* _LISTED ENTRIES_:
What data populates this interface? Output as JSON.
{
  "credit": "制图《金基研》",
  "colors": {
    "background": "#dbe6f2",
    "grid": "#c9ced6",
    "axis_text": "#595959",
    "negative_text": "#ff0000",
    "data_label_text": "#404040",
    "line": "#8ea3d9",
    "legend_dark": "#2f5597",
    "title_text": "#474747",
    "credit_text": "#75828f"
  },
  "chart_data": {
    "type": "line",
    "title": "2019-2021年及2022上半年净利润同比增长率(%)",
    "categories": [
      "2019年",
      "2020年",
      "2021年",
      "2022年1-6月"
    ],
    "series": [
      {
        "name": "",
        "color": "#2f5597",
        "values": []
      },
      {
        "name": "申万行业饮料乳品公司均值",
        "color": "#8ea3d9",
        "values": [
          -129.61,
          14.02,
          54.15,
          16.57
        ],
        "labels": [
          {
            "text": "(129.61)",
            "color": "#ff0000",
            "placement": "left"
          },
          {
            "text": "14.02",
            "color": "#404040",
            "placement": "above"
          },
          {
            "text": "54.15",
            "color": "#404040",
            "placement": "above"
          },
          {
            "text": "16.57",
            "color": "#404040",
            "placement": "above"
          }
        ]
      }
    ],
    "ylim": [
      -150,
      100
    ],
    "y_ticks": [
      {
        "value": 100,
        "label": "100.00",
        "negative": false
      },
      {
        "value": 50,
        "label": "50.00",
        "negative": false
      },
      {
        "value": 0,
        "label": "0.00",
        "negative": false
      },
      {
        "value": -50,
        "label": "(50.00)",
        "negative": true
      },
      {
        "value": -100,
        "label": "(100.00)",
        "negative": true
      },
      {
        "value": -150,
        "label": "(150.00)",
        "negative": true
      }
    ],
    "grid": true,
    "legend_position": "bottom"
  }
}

* _REQUIREMENTS_: Please copy out each record, character for character.

* _ANSWER BELOW_:
What data populates this interface? Output as JSON.
{
  "credit": "制图《金基研》",
  "colors": {
    "background": "#dbe6f2",
    "grid": "#c9ced6",
    "axis_text": "#595959",
    "negative_text": "#ff0000",
    "data_label_text": "#404040",
    "line": "#8ea3d9",
    "legend_dark": "#2f5597",
    "title_text": "#474747",
    "credit_text": "#75828f"
  },
  "chart_data": {
    "type": "line",
    "title": "2019-2021年及2022上半年净利润同比增长率(%)",
    "categories": [
      "2019年",
      "2020年",
      "2021年",
      "2022年1-6月"
    ],
    "series": [
      {
        "name": "",
        "color": "#2f5597",
        "values": []
      },
      {
        "name": "申万行业饮料乳品公司均值",
        "color": "#8ea3d9",
        "values": [
          -129.61,
          14.02,
          54.15,
          16.57
        ],
        "labels": [
          {
            "text": "(129.61)",
            "color": "#ff0000",
            "placement": "left"
          },
          {
            "text": "14.02",
            "color": "#404040",
            "placement": "above"
          },
          {
            "text": "54.15",
            "color": "#404040",
            "placement": "above"
          },
          {
            "text": "16.57",
            "color": "#404040",
            "placement": "above"
          }
        ]
      }
    ],
    "ylim": [
      -150,
      100
    ],
    "y_ticks": [
      {
        "value": 100,
        "label": "100.00",
        "negative": false
      },
      {
        "value": 50,
        "label": "50.00",
        "negative": false
      },
      {
        "value": 0,
        "label": "0.00",
        "negative": false
      },
      {
        "value": -50,
        "label": "(50.00)",
        "negative": true
      },
      {
        "value": -100,
        "label": "(100.00)",
        "negative": true
      },
      {
        "value": -150,
        "label": "(150.00)",
        "negative": true
      }
    ],
    "grid": true,
    "legend_position": "bottom"
  }
}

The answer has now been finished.